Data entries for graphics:
— BEGIN —

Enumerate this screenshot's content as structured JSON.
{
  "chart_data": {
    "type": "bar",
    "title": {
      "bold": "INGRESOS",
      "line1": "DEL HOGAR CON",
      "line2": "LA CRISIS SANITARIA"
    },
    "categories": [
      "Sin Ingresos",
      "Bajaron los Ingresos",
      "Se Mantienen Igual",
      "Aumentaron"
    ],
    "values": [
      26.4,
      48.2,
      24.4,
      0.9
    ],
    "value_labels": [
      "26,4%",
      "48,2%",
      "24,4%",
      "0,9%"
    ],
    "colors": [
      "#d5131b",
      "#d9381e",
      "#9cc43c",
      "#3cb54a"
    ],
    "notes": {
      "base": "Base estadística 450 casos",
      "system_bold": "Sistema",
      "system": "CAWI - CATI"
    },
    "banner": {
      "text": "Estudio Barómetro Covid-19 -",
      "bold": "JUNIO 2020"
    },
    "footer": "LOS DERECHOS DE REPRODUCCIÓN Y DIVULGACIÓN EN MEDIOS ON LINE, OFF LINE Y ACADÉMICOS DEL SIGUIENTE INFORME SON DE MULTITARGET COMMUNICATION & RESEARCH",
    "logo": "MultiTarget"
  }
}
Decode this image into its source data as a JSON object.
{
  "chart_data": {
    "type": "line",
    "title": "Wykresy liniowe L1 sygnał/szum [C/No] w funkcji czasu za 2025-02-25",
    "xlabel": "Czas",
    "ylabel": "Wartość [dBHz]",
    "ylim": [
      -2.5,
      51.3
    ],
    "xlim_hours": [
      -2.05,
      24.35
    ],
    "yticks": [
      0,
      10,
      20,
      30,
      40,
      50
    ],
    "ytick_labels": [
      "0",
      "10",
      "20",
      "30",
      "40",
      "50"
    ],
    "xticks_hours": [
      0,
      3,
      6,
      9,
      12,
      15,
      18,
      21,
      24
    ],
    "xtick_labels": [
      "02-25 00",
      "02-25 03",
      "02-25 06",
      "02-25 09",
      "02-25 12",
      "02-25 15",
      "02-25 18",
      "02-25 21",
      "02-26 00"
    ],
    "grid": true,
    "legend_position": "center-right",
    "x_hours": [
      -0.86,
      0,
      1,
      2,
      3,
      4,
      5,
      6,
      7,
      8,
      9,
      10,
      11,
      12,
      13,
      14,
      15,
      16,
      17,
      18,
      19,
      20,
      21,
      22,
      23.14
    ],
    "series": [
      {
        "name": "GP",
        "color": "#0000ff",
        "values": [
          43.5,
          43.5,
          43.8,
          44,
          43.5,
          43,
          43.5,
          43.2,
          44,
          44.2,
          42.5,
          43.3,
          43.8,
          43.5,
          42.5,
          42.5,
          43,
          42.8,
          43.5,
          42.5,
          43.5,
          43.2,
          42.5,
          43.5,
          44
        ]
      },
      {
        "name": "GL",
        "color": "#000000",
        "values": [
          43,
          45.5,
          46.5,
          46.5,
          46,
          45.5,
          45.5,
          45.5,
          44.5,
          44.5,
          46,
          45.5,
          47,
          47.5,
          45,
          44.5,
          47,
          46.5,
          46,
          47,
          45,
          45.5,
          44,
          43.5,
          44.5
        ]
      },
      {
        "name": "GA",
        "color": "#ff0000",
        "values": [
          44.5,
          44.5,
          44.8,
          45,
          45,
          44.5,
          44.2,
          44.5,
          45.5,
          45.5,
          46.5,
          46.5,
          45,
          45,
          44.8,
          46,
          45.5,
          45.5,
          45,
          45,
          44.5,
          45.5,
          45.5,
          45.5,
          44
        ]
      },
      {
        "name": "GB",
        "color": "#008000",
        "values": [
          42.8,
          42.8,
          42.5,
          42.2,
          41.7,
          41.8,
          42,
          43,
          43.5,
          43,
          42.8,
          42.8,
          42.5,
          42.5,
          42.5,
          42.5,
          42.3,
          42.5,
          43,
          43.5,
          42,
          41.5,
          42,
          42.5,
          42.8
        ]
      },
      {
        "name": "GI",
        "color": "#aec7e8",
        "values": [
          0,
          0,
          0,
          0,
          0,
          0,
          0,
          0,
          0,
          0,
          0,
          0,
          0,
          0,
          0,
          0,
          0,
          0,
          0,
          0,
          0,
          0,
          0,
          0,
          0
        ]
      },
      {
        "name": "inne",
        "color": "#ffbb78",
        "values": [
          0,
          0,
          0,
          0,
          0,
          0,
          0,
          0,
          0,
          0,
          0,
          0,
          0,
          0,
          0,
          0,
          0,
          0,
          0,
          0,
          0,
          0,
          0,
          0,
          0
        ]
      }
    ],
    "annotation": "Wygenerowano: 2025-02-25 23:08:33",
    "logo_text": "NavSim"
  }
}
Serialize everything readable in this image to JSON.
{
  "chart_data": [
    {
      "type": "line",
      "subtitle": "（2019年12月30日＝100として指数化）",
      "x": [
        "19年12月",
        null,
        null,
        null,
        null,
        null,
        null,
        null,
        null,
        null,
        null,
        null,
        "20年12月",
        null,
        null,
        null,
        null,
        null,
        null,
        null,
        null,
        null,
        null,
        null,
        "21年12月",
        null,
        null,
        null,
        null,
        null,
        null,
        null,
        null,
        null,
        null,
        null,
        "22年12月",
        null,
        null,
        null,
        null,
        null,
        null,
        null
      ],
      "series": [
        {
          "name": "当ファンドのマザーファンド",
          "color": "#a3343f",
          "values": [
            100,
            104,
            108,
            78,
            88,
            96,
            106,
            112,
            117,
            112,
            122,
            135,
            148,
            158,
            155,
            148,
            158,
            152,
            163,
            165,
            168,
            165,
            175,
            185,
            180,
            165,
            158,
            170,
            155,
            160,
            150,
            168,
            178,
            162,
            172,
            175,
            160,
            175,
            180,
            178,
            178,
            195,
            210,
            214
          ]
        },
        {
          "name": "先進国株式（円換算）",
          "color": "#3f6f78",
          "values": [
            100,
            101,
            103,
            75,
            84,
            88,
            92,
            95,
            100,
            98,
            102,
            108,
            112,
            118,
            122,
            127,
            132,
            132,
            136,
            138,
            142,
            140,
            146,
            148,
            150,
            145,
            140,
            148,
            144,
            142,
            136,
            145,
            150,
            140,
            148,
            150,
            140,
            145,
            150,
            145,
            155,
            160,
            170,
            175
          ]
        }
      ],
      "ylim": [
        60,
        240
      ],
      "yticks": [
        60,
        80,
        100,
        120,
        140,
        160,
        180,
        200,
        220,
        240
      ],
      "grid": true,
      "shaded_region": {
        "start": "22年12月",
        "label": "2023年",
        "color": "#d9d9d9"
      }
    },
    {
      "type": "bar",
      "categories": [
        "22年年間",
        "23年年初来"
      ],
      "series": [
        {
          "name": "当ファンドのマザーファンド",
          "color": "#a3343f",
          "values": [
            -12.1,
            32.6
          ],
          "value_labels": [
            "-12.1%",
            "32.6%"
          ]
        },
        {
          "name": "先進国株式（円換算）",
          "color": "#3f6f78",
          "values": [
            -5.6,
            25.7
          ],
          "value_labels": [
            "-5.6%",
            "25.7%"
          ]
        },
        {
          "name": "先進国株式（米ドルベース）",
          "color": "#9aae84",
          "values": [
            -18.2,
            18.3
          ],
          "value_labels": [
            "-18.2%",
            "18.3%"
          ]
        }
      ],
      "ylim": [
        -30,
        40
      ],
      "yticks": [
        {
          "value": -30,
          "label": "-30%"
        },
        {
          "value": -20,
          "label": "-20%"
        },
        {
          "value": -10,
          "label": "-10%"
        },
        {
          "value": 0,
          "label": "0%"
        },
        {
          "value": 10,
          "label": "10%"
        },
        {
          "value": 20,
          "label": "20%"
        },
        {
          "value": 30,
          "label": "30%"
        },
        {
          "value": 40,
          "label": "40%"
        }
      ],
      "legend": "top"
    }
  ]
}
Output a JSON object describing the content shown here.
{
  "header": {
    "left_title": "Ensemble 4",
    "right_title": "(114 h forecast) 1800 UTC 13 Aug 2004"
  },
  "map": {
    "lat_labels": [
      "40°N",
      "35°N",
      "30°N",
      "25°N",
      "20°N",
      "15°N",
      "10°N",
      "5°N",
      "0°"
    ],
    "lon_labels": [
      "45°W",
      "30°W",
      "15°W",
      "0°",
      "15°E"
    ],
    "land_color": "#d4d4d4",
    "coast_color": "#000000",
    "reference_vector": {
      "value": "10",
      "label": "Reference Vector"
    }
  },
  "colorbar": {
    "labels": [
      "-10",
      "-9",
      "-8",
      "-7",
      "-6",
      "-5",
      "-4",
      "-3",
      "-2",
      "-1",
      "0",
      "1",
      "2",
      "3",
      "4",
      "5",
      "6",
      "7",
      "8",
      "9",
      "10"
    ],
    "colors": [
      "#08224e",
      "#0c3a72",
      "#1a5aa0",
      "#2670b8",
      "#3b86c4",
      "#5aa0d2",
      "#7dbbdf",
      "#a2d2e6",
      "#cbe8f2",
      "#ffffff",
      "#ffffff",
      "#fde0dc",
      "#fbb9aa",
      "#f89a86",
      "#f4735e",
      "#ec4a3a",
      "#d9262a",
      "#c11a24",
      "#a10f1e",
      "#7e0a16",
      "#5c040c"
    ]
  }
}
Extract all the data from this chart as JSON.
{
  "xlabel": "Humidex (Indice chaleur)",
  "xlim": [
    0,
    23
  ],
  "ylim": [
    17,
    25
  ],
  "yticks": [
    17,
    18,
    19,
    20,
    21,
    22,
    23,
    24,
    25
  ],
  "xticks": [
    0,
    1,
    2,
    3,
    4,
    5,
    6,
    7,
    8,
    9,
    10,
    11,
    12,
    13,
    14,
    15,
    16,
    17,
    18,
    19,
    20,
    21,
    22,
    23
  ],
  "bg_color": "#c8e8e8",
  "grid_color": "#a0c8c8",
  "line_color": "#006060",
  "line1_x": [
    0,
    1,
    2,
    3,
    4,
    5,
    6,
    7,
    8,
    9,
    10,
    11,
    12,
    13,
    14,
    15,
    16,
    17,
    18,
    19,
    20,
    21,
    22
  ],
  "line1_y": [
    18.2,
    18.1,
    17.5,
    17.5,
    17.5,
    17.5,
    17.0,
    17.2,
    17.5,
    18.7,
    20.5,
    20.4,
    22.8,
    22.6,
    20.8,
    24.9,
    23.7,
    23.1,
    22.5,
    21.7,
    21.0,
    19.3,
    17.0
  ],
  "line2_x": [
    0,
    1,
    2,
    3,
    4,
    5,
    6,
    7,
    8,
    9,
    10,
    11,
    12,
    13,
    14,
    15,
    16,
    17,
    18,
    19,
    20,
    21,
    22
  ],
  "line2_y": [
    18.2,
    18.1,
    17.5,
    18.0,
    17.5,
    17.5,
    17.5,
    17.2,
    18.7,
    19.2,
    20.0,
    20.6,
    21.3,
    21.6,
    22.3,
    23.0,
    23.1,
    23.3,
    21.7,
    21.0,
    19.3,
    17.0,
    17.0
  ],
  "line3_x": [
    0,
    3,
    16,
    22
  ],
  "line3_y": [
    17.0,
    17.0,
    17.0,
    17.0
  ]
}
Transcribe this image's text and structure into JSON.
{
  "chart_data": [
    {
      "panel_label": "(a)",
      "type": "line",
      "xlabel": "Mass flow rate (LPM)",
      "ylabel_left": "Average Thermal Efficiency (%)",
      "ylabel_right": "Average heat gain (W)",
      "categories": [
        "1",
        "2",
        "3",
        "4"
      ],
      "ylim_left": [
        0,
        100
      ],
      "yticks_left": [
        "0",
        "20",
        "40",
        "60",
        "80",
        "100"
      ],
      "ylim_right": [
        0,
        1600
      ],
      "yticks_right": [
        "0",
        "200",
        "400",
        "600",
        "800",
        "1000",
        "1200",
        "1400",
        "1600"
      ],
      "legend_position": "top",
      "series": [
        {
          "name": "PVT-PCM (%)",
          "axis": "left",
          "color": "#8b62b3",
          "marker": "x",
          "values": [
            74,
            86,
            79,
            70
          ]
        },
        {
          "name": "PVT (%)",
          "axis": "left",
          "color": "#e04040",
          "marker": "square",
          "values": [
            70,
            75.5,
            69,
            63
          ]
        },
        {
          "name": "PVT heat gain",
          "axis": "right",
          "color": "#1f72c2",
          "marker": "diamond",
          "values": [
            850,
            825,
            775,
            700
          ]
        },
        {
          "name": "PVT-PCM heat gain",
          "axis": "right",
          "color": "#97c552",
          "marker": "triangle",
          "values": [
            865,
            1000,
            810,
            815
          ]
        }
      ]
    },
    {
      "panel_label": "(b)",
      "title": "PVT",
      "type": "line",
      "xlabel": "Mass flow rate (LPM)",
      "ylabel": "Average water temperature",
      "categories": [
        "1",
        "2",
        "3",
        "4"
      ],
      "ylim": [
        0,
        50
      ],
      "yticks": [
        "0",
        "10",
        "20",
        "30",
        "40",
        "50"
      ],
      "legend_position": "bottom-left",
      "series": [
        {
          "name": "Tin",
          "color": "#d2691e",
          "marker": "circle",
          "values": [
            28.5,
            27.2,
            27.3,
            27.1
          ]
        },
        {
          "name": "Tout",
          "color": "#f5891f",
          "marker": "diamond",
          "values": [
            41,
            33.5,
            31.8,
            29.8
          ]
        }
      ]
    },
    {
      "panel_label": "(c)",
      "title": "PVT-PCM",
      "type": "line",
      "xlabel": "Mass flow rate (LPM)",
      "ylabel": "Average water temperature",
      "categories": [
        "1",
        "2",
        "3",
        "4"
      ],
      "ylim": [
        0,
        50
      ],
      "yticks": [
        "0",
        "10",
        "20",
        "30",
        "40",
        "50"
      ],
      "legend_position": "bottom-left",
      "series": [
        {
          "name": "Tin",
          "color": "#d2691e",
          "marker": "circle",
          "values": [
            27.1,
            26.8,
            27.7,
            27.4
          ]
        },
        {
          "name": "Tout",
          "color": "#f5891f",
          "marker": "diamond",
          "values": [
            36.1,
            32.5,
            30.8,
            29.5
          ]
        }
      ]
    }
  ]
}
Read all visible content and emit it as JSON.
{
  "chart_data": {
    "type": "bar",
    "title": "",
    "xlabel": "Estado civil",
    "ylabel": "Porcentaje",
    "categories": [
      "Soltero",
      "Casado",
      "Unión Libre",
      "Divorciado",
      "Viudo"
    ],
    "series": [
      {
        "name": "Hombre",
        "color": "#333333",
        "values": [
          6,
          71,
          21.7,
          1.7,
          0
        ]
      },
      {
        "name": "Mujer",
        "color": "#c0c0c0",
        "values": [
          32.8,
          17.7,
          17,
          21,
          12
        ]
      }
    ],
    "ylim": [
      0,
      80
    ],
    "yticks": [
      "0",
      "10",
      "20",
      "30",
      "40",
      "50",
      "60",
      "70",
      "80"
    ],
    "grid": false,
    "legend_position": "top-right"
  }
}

— END —

● WHAT IS ASKED: Find each line that has the word "heat", then copy it out.

● COMPLETE ANSWER:
      "ylabel_right": "Average heat gain (W)",
          "name": "PVT heat gain",
          "name": "PVT-PCM heat gain",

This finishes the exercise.